■ STATED PROBLEM ■
List all the lines in these records that hold "this".

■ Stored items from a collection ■
========================================
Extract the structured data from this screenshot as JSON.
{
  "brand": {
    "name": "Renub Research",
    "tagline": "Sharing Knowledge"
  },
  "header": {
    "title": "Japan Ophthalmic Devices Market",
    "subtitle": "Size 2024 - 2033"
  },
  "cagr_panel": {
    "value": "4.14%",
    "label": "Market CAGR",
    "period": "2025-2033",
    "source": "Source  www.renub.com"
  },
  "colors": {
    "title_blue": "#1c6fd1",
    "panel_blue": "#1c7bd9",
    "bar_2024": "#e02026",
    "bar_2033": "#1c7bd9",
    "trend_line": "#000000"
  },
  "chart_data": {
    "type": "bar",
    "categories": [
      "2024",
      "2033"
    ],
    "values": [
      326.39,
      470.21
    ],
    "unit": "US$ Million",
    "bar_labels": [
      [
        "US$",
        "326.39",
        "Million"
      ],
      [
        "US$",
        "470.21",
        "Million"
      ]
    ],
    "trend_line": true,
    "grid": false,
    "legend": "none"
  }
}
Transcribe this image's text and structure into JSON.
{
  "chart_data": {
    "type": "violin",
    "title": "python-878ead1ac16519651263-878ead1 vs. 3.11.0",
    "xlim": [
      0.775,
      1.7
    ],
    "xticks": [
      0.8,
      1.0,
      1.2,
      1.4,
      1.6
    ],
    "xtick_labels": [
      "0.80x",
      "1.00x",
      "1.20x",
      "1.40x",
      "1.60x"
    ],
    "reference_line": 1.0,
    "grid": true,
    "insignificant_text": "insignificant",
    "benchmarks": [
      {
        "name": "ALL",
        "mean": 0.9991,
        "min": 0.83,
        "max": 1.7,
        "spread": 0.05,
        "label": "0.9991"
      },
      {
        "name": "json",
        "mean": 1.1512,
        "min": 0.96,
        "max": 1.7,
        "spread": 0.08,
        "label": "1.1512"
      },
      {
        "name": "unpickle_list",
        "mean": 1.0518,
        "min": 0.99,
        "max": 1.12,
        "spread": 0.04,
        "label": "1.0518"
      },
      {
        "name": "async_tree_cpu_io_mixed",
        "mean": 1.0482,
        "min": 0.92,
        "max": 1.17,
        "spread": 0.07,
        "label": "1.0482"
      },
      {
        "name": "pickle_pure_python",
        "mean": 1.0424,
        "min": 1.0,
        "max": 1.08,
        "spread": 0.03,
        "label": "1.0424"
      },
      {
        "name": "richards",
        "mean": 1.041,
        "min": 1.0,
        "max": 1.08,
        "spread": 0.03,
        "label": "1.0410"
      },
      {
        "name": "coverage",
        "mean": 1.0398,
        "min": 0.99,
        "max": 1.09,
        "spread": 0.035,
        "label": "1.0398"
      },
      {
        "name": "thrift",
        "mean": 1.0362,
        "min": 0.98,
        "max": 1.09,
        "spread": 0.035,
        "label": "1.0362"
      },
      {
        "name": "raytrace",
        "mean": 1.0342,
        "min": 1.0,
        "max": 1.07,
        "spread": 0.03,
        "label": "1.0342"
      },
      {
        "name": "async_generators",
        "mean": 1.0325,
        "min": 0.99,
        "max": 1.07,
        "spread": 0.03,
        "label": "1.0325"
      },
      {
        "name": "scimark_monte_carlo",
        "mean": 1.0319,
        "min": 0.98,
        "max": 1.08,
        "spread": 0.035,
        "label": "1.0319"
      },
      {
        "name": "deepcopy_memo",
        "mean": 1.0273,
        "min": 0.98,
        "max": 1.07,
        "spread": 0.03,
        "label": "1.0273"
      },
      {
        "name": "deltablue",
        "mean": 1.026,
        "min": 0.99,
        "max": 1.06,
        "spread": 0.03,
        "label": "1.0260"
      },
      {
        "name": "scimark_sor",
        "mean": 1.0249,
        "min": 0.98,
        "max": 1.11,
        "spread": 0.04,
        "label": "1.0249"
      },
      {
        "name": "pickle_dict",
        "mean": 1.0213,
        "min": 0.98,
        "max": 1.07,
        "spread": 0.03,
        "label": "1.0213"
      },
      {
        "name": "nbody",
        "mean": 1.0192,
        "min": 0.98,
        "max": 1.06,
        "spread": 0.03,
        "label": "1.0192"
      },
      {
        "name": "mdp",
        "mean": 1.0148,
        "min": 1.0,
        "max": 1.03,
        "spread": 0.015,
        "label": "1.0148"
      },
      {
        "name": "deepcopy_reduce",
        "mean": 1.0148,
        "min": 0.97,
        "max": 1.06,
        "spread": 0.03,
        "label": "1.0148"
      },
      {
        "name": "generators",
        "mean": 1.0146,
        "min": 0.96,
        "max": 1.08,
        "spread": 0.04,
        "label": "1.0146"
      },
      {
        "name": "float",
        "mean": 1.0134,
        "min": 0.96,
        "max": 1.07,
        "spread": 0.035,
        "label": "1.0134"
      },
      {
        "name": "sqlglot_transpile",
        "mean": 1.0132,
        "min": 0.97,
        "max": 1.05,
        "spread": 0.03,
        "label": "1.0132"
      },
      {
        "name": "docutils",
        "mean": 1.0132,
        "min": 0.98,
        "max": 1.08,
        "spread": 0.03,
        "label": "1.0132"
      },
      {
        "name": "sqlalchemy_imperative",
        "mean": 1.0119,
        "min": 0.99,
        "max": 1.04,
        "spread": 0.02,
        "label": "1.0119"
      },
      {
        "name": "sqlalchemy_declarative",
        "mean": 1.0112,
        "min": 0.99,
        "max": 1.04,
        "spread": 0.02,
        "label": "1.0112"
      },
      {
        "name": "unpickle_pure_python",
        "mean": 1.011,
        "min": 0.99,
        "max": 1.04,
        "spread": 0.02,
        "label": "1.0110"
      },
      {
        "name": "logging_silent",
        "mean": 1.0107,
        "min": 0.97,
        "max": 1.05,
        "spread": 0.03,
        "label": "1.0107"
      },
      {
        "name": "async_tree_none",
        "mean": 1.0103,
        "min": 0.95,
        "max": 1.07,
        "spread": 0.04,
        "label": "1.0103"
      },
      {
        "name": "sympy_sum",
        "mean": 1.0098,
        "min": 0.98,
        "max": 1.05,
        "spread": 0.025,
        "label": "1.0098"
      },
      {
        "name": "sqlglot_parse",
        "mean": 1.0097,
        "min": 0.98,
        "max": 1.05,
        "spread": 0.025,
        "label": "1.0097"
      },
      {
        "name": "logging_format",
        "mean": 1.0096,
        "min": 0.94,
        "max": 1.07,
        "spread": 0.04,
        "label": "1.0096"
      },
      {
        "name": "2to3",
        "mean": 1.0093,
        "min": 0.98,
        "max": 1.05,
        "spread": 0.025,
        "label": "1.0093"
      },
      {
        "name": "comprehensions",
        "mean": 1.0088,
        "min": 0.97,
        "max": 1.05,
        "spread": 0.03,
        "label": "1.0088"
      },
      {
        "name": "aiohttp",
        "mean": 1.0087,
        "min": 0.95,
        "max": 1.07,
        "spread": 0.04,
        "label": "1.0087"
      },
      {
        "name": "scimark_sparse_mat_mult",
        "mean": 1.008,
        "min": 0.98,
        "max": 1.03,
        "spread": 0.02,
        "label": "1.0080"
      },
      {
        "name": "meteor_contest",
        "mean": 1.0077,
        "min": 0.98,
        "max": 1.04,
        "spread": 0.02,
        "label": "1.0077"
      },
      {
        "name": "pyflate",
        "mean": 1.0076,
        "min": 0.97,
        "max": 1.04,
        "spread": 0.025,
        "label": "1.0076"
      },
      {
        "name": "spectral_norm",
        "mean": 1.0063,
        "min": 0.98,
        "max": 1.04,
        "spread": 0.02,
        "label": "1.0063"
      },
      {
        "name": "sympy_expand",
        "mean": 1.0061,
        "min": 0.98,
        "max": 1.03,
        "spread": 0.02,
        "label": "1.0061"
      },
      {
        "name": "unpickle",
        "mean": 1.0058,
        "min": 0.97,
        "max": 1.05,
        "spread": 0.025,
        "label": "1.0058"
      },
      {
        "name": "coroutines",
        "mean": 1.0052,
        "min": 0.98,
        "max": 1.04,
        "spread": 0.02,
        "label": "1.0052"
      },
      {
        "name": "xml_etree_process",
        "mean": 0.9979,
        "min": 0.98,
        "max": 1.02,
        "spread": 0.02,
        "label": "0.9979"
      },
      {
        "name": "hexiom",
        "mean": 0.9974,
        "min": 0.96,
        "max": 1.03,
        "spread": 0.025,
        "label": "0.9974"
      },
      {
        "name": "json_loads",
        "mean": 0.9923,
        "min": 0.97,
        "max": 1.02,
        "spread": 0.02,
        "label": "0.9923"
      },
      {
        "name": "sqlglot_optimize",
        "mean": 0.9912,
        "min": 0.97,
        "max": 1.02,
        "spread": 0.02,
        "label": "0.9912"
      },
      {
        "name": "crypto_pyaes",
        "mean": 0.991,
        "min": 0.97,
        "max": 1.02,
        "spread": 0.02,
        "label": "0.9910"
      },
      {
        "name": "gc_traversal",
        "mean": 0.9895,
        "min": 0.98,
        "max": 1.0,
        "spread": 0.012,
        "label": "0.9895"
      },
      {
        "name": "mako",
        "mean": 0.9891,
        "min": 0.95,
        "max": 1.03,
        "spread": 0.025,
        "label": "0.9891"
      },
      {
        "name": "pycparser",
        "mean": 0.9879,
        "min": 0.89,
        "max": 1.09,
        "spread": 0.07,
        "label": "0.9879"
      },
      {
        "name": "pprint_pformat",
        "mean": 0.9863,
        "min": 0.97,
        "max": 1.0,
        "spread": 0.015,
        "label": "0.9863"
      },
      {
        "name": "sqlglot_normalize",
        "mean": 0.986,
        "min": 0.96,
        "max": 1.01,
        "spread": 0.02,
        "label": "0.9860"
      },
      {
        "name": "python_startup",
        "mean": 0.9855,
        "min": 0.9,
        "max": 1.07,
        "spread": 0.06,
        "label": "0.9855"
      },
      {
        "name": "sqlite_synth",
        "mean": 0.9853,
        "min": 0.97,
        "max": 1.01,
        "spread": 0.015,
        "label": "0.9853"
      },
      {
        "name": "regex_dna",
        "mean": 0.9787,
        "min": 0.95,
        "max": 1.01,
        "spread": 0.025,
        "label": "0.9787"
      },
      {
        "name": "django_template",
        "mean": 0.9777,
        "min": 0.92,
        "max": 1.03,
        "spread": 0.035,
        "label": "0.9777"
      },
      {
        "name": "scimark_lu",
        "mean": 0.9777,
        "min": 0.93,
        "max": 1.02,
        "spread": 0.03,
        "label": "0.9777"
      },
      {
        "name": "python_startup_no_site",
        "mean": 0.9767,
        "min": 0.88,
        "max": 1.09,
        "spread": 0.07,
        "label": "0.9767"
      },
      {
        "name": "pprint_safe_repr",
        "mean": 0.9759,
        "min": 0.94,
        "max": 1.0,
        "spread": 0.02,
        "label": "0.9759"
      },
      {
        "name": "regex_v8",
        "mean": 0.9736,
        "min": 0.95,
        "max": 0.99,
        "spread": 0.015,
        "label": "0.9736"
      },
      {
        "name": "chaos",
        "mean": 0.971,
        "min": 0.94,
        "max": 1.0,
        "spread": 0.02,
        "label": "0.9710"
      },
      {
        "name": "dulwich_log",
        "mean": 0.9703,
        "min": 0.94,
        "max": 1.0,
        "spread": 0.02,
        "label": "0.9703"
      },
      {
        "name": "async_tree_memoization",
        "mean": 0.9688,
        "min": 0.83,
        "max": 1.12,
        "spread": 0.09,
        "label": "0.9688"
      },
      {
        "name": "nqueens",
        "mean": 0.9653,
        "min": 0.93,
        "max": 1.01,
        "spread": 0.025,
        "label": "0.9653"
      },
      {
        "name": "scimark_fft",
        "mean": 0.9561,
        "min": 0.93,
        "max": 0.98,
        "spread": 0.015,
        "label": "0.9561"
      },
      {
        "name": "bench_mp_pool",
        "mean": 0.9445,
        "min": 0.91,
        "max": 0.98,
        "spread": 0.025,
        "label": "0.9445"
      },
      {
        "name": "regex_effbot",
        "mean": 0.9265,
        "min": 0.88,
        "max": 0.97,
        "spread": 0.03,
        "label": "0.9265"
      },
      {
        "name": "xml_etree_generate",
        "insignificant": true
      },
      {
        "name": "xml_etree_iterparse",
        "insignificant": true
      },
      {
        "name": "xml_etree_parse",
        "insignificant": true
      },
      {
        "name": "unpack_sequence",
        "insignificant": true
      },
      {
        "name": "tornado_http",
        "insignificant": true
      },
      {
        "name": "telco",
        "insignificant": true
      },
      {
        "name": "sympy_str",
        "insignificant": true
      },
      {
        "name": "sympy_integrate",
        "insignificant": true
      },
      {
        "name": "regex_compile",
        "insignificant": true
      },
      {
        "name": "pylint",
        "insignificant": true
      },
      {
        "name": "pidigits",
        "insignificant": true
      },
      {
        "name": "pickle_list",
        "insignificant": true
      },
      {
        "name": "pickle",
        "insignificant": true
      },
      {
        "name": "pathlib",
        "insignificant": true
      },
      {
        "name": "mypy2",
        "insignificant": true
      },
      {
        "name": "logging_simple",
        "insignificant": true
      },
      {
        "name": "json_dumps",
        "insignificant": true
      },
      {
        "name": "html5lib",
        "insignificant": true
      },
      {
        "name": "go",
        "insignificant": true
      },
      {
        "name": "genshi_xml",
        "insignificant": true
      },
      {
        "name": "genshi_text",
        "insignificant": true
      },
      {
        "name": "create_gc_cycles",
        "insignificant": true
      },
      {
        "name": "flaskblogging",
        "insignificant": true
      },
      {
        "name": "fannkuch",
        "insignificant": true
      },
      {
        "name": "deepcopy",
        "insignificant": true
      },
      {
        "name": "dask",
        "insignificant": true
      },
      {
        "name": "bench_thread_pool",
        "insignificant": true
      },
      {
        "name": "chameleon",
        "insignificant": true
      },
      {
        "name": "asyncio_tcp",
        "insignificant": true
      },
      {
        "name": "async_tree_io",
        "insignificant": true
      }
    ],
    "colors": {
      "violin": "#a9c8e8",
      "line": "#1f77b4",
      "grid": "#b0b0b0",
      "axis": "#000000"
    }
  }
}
========================================
■ REPLY TO THE EXERCISE ■
Extract the structured data from this screenshot as JSON.
Transcribe this image's text and structure into JSON.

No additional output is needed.